## [WRITTEN REQUEST]
Take each line that has the word "name" and return it.

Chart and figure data

◆ ◆ ◆ ◆ ◆

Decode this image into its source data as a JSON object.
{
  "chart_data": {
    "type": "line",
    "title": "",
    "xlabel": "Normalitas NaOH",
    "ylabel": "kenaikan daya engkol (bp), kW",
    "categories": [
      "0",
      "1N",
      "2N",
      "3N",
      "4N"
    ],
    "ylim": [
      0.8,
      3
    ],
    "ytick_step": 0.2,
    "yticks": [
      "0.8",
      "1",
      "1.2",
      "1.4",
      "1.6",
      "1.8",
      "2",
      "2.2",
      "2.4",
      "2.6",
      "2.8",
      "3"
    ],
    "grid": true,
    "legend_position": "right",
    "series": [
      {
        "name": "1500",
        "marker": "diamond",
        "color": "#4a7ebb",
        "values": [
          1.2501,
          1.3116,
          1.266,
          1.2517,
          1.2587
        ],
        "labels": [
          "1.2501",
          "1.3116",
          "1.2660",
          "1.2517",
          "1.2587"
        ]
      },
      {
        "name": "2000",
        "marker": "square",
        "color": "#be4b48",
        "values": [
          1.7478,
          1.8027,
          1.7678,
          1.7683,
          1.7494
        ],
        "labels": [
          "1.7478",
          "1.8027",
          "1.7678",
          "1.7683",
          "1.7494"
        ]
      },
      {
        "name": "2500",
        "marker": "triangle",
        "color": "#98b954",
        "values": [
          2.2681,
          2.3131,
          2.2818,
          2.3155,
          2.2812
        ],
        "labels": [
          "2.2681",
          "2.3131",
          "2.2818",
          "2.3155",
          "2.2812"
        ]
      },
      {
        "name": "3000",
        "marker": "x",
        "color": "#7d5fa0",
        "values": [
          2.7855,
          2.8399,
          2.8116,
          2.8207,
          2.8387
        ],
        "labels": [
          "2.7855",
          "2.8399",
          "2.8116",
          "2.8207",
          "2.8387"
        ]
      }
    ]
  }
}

◆ ◆ ◆ ◆ ◆

## [EXERCISE OUTPUT]
        "name": "1500",
        "name": "2000",
        "name": "2500",
        "name": "3000",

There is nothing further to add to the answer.